- [WORK INSTRUCTIONS]
Search the listing for the string "PERIODS" and copy every line that contains it.

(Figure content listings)
>>>>

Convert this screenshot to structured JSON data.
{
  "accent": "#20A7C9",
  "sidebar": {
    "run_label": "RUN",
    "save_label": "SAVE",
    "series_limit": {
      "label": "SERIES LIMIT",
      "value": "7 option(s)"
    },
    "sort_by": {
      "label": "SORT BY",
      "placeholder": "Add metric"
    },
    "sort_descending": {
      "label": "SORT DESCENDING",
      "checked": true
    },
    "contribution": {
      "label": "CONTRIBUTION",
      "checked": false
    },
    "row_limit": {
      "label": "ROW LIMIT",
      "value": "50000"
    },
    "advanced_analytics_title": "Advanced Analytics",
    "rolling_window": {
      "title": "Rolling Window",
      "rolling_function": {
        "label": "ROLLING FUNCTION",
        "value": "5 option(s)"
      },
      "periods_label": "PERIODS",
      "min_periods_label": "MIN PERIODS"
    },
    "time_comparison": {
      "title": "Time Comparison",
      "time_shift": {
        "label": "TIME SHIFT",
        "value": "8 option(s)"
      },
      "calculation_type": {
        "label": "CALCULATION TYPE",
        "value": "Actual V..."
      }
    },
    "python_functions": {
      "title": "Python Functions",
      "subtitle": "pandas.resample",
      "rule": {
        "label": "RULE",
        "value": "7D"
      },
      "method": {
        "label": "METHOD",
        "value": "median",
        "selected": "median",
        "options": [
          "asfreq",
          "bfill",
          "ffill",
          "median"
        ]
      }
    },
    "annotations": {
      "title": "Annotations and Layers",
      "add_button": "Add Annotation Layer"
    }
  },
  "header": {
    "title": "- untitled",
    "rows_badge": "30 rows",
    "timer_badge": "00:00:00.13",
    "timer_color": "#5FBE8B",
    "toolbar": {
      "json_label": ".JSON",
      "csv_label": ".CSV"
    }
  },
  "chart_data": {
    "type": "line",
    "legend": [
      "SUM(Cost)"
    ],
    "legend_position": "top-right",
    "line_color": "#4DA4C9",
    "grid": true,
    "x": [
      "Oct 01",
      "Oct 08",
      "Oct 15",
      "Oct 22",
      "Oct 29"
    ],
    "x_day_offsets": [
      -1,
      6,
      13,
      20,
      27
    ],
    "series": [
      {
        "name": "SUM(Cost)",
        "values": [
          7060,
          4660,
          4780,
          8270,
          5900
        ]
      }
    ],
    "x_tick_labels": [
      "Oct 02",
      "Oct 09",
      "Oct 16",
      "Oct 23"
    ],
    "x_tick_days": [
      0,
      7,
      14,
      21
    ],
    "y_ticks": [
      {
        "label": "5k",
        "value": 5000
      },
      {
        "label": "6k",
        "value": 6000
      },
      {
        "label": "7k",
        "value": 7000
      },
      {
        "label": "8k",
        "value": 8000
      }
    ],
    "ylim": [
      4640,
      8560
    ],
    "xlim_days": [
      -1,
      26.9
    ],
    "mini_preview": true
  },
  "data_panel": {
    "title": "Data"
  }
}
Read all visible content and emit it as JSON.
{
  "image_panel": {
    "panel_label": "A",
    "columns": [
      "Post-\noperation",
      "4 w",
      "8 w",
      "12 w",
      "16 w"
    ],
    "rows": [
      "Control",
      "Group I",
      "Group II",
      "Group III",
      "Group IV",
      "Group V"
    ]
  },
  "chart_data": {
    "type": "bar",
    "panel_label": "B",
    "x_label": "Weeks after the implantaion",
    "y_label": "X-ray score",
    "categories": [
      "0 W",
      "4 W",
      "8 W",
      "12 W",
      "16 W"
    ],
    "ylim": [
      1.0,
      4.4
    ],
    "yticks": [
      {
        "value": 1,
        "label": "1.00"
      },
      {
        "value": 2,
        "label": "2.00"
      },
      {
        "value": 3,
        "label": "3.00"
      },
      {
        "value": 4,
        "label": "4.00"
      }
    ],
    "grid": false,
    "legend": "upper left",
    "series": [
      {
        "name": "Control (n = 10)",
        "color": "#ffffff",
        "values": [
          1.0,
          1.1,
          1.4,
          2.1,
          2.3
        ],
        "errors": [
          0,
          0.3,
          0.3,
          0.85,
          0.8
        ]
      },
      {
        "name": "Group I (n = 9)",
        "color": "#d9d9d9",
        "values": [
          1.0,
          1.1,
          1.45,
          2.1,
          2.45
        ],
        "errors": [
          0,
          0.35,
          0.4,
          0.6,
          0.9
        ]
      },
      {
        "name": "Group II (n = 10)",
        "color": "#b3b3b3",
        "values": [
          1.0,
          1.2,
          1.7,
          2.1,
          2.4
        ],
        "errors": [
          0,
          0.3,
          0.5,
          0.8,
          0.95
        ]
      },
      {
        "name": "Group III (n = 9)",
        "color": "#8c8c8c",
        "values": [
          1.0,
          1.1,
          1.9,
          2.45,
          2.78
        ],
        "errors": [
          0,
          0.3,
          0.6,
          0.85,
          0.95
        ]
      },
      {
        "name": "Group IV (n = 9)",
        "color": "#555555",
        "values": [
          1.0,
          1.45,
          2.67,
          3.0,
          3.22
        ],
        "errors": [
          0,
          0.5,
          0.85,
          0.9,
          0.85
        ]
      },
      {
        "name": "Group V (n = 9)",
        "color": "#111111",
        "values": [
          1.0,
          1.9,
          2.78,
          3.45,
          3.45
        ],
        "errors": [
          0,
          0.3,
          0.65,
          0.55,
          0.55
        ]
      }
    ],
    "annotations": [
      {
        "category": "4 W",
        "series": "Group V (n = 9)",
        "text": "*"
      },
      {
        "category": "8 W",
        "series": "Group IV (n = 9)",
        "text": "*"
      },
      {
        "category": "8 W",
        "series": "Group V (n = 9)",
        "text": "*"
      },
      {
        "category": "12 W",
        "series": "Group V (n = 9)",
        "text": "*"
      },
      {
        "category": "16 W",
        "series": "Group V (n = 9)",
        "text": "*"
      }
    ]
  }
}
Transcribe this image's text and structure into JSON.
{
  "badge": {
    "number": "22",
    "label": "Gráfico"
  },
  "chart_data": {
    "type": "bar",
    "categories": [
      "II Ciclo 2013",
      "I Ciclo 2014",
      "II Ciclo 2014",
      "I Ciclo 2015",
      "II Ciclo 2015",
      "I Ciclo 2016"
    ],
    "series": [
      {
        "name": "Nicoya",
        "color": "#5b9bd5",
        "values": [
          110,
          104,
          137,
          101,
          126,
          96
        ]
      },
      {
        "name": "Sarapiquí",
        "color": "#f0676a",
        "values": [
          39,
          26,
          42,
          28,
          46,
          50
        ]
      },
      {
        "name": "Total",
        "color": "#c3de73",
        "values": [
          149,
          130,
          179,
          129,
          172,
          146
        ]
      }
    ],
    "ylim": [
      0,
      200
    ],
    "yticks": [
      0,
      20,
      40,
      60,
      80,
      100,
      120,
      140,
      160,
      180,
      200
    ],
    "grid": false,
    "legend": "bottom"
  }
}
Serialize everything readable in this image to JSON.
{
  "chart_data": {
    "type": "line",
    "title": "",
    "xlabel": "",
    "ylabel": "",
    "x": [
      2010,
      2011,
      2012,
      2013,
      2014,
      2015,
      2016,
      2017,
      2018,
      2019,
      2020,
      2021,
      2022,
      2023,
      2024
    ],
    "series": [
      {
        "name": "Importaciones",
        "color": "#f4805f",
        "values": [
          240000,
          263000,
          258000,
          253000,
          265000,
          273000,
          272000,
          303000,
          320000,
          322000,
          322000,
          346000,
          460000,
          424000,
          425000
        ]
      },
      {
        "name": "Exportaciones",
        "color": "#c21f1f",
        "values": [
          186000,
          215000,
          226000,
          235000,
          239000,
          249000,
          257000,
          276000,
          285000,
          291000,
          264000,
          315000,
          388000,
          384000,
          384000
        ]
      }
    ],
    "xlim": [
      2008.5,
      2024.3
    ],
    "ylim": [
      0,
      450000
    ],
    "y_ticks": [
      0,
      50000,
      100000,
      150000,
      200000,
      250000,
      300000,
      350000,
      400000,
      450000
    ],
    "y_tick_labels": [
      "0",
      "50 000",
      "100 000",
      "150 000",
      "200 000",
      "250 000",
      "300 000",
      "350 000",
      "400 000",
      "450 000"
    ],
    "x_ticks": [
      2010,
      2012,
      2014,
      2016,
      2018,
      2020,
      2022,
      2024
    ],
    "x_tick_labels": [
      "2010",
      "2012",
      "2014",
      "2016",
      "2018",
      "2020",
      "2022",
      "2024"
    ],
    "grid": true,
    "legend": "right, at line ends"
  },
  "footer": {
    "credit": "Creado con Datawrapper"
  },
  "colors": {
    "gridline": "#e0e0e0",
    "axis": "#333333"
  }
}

<<<<

- [ANSWER FOR THE TASK]
      "periods_label": "PERIODS",
      "min_periods_label": "MIN PERIODS"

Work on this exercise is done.